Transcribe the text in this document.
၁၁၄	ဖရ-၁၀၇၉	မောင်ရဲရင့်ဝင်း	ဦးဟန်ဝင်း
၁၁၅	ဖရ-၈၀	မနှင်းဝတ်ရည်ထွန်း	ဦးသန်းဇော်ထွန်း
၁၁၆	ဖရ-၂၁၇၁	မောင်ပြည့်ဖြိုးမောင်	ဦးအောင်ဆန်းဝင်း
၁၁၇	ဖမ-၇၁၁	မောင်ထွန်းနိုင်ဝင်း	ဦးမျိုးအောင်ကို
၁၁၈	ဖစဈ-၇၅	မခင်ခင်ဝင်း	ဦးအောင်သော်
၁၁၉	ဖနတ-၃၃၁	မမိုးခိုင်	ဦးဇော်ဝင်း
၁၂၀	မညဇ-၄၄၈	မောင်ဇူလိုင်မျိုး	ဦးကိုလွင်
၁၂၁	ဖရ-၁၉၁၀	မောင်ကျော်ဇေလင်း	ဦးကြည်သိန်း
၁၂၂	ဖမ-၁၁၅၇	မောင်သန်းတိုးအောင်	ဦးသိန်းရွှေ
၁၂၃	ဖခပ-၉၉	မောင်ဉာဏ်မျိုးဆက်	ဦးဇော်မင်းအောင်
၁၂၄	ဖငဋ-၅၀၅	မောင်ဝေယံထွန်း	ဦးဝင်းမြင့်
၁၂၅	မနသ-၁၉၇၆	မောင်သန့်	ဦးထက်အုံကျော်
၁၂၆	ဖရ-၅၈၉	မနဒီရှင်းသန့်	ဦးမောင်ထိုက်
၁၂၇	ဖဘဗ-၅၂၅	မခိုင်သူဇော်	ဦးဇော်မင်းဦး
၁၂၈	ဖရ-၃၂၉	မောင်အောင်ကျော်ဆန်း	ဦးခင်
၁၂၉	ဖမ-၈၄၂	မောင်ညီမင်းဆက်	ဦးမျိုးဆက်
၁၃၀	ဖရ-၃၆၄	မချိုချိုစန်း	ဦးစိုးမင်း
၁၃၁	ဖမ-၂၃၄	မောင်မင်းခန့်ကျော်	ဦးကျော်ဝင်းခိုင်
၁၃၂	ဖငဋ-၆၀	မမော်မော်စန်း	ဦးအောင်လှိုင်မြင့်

Your instructions: Output the listing above exactly as it appears.

Reply to the exercise:
Transcribe the text in this document.
၁၁၄	ဖရ-၁၀၇၉	မောင်ရဲရင့်ဝင်း	ဦးဟန်ဝင်း
၁၁၅	ဖရ-၈၀	မနှင်းဝတ်ရည်ထွန်း	ဦးသန်းဇော်ထွန်း
၁၁၆	ဖရ-၂၁၇၁	မောင်ပြည့်ဖြိုးမောင်	ဦးအောင်ဆန်းဝင်း
၁၁၇	ဖမ-၇၁၁	မောင်ထွန်းနိုင်ဝင်း	ဦးမျိုးအောင်ကို
၁၁၈	ဖစဈ-၇၅	မခင်ခင်ဝင်း	ဦးအောင်သော်
၁၁၉	ဖနတ-၃၃၁	မမိုးခိုင်	ဦးဇော်ဝင်း
၁၂၀	မညဇ-၄၄၈	မောင်ဇူလိုင်မျိုး	ဦးကိုလွင်
၁၂၁	ဖရ-၁၉၁၀	မောင်ကျော်ဇေလင်း	ဦးကြည်သိန်း
၁၂၂	ဖမ-၁၁၅၇	မောင်သန်းတိုးအောင်	ဦးသိန်းရွှေ
၁၂၃	ဖခပ-၉၉	မောင်ဉာဏ်မျိုးဆက်	ဦးဇော်မင်းအောင်
၁၂၄	ဖငဋ-၅၀၅	မောင်ဝေယံထွန်း	ဦးဝင်းမြင့်
၁၂၅	မနသ-၁၉၇၆	မောင်သန့်	ဦးထက်အုံကျော်
၁၂၆	ဖရ-၅၈၉	မနဒီရှင်းသန့်	ဦးမောင်ထိုက်
၁၂၇	ဖဘဗ-၅၂၅	မခိုင်သူဇော်	ဦးဇော်မင်းဦး
၁၂၈	ဖရ-၃၂၉	မောင်အောင်ကျော်ဆန်း	ဦးခင်
၁၂၉	ဖမ-၈၄၂	မောင်ညီမင်းဆက်	ဦးမျိုးဆက်
၁၃၀	ဖရ-၃၆၄	မချိုချိုစန်း	ဦးစိုးမင်း
၁၃၁	ဖမ-၂၃၄	မောင်မင်းခန့်ကျော်	ဦးကျော်ဝင်းခိုင်
၁၃၂	ဖငဋ-၆၀	မမော်မော်စန်း	ဦးအောင်လှိုင်မြင့်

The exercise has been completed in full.